CONSIGNE DONNÉE 1: Recopiez à l'identique les lignes du listing, de celle qui contient « List all visible » jusqu'à celle qui contient « 246, 662, 253] », ces deux lignes incluses. Laissez de côté les images.

────────────────────

Chorus N°51
Printemps 2005

William Sheller, un homme libre
(par Michel Troadec)



Depuis
Un homme heureux, son plus grand succès, en 1991, William Sheller a enregistré un album de hard-rock, un disque pop et, tout dernièrement, un album piano-voix. C'est peu ? C'est surtout d'un très rare éclectisme. Et c'est sans compter les multiples compositions "classiques" et musiques de films composées ces dernières années. Et tous les concerts donnés. William Sheller est un musicien prolifique à la palette incroyablement large qui n'aime ni le formatage, ni la routine. Un homme libre, actuellement sur les routes pour présenter son dernier spectacle - magnifique - qui marque ses trente ans de chanson.

────────────────────

CONSIGNE DONNÉE 2: D'après l'extrait du document, quel est le plus grand succès de William Sheller, et de quelle année date-t-il ?

LISTING PRÉSENTÉ:

────────────────────

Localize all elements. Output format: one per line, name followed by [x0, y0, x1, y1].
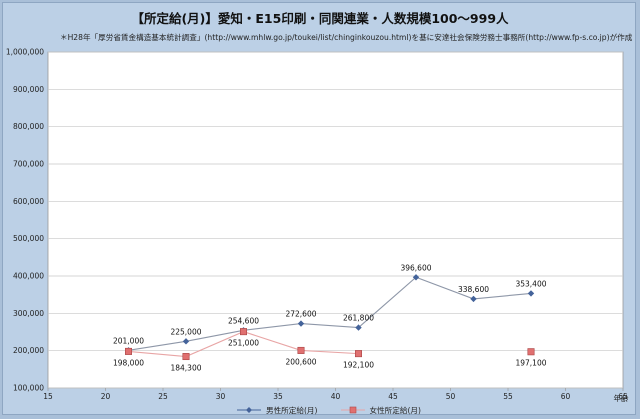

────────────────────

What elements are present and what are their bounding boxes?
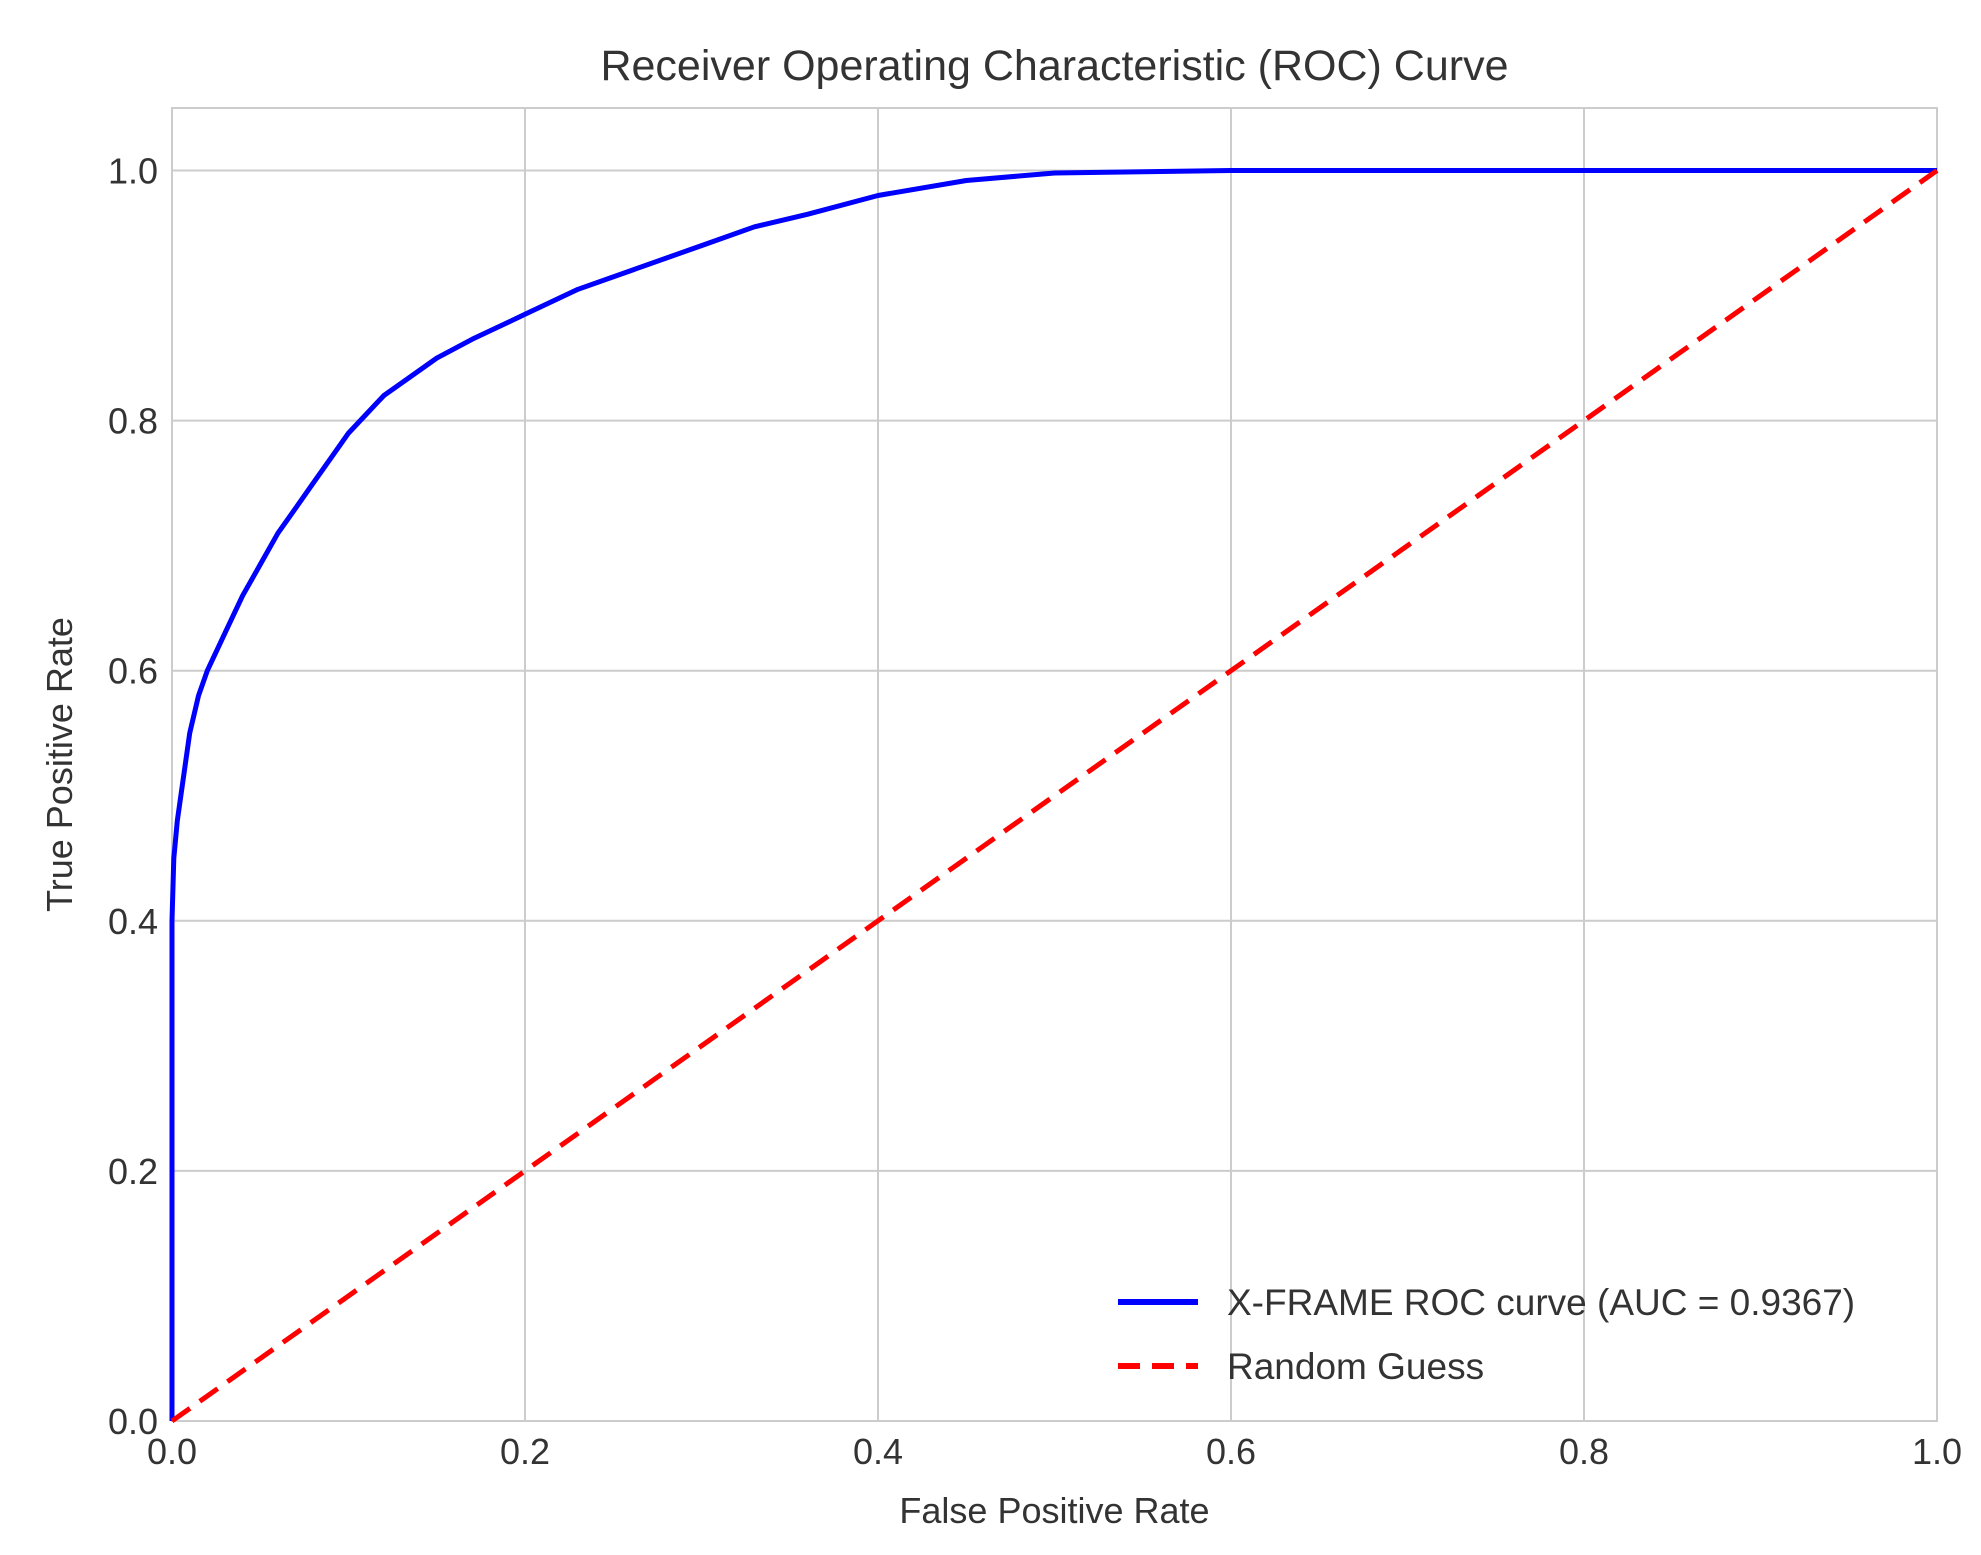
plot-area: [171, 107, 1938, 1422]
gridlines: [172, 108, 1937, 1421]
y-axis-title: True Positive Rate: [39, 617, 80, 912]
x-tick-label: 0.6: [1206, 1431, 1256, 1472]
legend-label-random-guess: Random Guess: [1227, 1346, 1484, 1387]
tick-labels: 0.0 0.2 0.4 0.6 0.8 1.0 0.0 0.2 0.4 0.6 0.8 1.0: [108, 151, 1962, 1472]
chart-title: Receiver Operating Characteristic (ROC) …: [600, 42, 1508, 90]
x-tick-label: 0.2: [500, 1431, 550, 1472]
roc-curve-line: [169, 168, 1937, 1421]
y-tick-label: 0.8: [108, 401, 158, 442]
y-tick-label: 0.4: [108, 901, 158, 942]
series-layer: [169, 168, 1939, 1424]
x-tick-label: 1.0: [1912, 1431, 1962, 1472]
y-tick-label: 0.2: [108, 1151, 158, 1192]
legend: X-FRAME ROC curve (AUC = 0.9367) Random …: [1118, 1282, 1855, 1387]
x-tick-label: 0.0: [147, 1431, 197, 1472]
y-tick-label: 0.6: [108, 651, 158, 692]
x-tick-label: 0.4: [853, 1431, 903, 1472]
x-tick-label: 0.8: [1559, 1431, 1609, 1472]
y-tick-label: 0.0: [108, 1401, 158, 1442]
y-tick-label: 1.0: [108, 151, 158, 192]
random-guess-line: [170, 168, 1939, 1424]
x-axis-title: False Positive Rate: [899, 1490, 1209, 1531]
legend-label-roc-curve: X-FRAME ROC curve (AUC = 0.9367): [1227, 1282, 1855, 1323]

────────────────────

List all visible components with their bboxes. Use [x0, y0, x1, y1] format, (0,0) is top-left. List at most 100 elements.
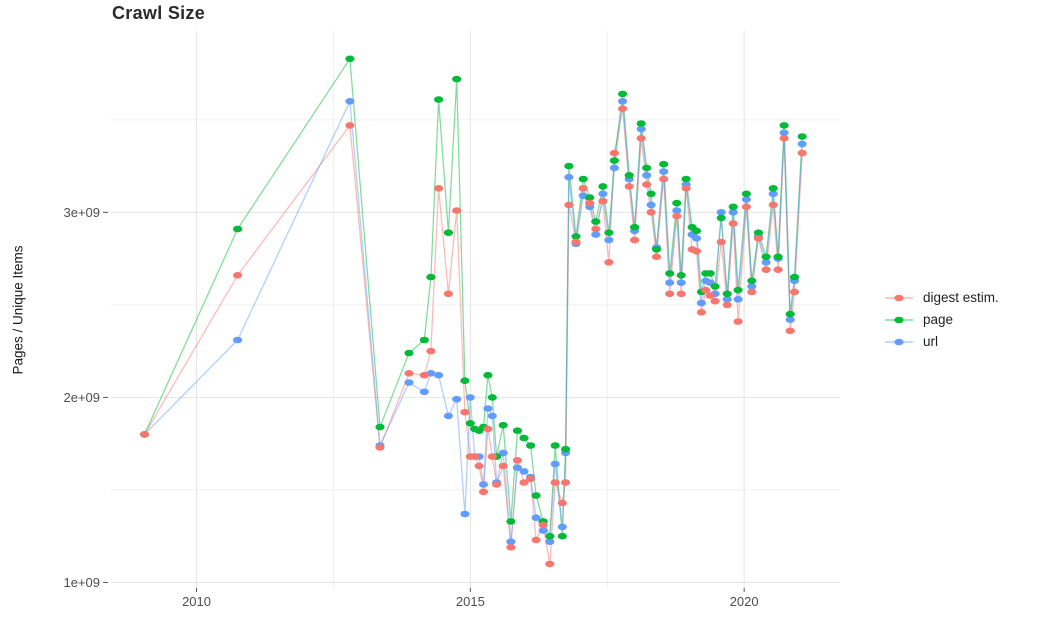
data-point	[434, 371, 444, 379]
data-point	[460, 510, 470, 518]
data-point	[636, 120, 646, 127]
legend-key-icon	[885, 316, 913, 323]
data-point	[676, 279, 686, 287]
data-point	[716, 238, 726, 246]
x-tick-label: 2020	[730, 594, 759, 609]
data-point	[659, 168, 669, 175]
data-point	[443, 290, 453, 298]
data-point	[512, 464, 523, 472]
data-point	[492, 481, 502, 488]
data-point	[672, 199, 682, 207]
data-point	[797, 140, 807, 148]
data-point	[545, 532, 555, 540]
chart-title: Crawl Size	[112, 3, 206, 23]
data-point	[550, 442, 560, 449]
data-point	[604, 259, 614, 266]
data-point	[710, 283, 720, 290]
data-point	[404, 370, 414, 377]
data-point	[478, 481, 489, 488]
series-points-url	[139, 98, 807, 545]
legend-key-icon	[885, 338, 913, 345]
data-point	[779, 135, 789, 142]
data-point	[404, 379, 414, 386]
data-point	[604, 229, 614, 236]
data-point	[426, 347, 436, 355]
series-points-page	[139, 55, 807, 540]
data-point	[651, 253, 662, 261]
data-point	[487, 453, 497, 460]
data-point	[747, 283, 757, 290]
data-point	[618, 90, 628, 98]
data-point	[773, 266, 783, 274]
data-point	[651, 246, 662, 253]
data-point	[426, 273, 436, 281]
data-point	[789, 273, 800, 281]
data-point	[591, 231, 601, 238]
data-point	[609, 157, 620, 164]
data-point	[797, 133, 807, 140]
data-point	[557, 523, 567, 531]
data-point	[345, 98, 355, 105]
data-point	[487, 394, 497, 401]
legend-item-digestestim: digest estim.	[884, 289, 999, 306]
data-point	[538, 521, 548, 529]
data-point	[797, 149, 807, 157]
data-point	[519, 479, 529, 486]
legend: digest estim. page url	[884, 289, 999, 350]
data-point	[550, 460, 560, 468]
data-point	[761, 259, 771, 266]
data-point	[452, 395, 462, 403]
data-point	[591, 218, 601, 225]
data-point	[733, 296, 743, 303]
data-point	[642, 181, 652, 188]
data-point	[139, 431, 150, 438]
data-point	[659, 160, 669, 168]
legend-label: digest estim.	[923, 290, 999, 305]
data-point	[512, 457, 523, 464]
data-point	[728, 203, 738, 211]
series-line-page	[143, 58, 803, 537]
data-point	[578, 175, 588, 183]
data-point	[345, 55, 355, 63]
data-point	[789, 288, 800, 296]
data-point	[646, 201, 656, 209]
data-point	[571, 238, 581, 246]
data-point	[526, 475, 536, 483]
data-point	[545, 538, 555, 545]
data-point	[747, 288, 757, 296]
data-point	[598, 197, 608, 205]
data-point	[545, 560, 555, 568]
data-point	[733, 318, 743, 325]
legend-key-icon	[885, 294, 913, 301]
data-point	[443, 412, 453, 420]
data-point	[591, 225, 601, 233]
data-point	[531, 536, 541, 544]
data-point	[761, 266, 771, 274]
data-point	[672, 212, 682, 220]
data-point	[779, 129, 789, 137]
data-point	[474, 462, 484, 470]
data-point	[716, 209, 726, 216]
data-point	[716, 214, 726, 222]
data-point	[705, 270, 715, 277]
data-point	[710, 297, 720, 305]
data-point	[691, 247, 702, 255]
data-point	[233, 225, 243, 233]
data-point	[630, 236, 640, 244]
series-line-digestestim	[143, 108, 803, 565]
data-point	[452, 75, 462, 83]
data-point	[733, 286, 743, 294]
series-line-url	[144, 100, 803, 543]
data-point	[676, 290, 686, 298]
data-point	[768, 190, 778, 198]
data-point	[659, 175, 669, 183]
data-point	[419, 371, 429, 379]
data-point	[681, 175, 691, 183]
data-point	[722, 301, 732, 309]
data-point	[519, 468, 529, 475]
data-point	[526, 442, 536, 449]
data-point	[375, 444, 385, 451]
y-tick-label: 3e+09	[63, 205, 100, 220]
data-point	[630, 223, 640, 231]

────────────────────

SOLUTION PROPOSÉE 1:
List all visible components with their bboxes. Use [x0, y0, x1, y1] format, (0,0) is top-left. List at most 100 elements.
data-point	[434, 371, 444, 379]
data-point	[460, 510, 470, 518]
data-point	[636, 120, 646, 127]
legend-key-icon	[885, 316, 913, 323]
data-point	[676, 279, 686, 287]
data-point	[716, 238, 726, 246]
x-tick-label: 2020	[730, 594, 759, 609]
data-point	[659, 168, 669, 175]
data-point	[443, 290, 453, 298]
data-point	[512, 464, 523, 472]
data-point	[492, 481, 502, 488]
data-point	[672, 199, 682, 207]
data-point	[797, 140, 807, 148]
data-point	[545, 532, 555, 540]
chart-title: Crawl Size	[112, 3, 206, 23]
data-point	[550, 442, 560, 449]
data-point	[604, 259, 614, 266]
data-point	[710, 283, 720, 290]
data-point	[404, 370, 414, 377]
data-point	[478, 481, 489, 488]
series-points-url	[139, 98, 807, 545]
legend-key-icon	[885, 338, 913, 345]
data-point	[779, 135, 789, 142]
data-point	[404, 379, 414, 386]
data-point	[604, 229, 614, 236]
data-point	[426, 347, 436, 355]
series-points-page	[139, 55, 807, 540]
data-point	[651, 253, 662, 261]
data-point	[487, 453, 497, 460]
data-point	[747, 283, 757, 290]
data-point	[618, 90, 628, 98]
data-point	[773, 266, 783, 274]
data-point	[651, 246, 662, 253]

SOLUTION PROPOSÉE 2: Un homme heureux, en 1991.